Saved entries

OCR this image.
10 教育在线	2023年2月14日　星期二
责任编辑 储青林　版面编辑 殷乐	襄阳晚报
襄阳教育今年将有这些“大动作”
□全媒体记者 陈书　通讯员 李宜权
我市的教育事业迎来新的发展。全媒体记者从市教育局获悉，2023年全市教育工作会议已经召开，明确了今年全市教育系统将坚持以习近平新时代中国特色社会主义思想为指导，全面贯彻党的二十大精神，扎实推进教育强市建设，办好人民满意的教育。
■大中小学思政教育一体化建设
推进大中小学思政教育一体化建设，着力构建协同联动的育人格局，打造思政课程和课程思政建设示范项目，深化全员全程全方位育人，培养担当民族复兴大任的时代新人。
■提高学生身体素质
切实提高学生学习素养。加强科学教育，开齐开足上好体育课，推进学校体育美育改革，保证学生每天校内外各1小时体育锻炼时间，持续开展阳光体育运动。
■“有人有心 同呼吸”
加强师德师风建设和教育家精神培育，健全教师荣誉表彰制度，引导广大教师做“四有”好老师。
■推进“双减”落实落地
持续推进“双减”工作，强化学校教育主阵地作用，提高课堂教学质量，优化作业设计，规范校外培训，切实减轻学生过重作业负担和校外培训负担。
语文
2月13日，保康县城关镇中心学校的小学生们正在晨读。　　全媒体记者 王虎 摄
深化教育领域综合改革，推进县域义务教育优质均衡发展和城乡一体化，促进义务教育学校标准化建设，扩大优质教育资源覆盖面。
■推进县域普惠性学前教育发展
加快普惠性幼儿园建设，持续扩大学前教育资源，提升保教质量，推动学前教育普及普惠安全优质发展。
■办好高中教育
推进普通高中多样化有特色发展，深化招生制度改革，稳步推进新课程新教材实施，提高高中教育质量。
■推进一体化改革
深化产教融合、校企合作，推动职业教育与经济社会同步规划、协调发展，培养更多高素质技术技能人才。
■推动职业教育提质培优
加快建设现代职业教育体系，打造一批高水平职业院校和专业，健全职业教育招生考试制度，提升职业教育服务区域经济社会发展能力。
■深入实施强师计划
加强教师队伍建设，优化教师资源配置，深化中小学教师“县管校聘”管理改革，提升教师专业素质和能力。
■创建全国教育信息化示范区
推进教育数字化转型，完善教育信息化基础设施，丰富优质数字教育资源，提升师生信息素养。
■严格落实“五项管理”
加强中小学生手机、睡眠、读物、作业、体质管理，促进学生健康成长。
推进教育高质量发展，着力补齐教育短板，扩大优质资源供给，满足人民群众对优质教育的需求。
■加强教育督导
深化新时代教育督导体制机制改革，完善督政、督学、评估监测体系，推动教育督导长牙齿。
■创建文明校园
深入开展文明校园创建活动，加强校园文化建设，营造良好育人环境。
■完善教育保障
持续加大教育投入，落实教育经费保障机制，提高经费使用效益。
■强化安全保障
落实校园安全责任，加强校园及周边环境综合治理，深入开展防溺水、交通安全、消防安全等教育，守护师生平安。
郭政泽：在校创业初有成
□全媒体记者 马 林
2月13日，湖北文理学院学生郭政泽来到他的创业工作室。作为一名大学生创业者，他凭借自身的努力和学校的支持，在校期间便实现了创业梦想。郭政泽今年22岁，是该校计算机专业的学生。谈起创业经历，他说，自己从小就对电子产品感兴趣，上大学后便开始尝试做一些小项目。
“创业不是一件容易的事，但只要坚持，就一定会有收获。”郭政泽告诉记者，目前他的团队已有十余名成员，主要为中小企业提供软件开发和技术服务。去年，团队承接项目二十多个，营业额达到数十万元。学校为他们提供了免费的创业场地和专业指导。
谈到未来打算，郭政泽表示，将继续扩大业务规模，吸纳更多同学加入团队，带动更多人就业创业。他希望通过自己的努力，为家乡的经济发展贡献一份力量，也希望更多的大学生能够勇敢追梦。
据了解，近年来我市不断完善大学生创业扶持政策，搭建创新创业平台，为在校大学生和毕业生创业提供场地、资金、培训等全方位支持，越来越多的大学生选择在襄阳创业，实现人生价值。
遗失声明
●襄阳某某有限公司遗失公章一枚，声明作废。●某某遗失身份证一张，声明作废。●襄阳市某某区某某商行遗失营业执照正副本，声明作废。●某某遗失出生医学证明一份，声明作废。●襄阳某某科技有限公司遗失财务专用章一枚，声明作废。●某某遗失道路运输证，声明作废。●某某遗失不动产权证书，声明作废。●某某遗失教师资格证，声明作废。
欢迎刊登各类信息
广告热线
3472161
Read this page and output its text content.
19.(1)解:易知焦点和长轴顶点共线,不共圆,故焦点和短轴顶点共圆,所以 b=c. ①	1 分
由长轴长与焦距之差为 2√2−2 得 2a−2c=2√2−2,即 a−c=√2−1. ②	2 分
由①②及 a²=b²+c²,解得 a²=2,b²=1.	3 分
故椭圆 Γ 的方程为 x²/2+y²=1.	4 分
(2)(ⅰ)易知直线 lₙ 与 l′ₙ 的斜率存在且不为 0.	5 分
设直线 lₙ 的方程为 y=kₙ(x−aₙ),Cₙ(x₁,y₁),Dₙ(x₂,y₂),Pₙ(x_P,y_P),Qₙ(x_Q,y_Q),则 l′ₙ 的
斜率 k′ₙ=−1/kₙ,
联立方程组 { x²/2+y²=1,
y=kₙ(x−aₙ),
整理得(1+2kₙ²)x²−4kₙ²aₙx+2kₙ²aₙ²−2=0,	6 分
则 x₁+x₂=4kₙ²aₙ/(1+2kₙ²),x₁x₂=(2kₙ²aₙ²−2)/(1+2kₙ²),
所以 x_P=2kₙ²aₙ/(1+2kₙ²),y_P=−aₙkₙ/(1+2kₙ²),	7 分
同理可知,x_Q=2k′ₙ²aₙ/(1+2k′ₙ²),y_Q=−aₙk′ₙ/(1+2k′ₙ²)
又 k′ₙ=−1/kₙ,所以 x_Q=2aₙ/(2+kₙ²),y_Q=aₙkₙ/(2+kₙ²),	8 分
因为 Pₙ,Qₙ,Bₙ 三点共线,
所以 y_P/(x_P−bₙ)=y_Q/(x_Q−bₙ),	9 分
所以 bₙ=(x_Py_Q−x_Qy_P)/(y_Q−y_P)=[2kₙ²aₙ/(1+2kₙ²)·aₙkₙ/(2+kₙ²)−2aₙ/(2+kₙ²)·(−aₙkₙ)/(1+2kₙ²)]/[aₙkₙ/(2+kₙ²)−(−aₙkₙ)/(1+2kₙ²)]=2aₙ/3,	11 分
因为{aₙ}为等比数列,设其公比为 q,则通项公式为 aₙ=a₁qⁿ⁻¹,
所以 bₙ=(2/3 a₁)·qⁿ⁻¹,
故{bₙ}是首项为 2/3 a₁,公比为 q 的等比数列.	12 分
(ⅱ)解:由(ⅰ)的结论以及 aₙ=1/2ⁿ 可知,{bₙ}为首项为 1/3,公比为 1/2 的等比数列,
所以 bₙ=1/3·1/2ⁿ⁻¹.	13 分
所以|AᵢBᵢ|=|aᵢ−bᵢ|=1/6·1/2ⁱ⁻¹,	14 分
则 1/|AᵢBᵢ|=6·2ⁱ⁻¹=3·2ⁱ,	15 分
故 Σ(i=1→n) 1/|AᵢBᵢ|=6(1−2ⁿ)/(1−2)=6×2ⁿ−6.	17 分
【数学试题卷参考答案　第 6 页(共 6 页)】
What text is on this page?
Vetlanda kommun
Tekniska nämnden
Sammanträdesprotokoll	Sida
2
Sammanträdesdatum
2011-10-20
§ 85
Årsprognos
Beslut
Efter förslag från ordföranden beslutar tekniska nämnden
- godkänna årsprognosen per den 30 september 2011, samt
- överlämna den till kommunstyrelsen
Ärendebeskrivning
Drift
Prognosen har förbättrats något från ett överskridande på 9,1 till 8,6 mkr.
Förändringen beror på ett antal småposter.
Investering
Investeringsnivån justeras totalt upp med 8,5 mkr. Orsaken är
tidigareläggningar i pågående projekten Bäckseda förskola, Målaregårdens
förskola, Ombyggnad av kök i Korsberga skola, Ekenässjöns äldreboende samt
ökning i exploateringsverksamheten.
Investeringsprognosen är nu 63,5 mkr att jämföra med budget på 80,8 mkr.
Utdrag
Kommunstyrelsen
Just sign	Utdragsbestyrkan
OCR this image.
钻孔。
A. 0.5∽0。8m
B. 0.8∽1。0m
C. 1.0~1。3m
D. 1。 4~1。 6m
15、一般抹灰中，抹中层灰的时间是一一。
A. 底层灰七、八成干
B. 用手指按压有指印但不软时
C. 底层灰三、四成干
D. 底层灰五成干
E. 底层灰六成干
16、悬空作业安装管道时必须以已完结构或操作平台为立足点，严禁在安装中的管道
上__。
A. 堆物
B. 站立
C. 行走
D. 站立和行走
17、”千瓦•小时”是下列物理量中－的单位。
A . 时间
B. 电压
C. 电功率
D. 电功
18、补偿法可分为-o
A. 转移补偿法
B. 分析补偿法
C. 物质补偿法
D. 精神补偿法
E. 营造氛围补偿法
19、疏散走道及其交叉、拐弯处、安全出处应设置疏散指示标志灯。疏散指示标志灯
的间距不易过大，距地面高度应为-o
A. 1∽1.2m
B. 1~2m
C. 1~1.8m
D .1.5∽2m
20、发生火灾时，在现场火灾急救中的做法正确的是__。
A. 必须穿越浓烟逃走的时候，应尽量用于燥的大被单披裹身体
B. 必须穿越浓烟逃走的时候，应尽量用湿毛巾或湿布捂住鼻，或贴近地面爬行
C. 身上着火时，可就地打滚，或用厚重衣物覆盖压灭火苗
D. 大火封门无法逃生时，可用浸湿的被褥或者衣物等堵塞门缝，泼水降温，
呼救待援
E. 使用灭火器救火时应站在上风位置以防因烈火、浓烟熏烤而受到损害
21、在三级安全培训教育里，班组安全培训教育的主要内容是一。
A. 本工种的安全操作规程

Description of the task
Pull out every line in the data above that has the word "aₙkₙ".

Result of the exercise
所以 x_P=2kₙ²aₙ/(1+2kₙ²),y_P=−aₙkₙ/(1+2kₙ²),	7 分
又 k′ₙ=−1/kₙ,所以 x_Q=2aₙ/(2+kₙ²),y_Q=aₙkₙ/(2+kₙ²),	8 分
所以 bₙ=(x_Py_Q−x_Qy_P)/(y_Q−y_P)=[2kₙ²aₙ/(1+2kₙ²)·aₙkₙ/(2+kₙ²)−2aₙ/(2+kₙ²)·(−aₙkₙ)/(1+2kₙ²)]/[aₙkₙ/(2+kₙ²)−(−aₙkₙ)/(1+2kₙ²)]=2aₙ/3,	11 分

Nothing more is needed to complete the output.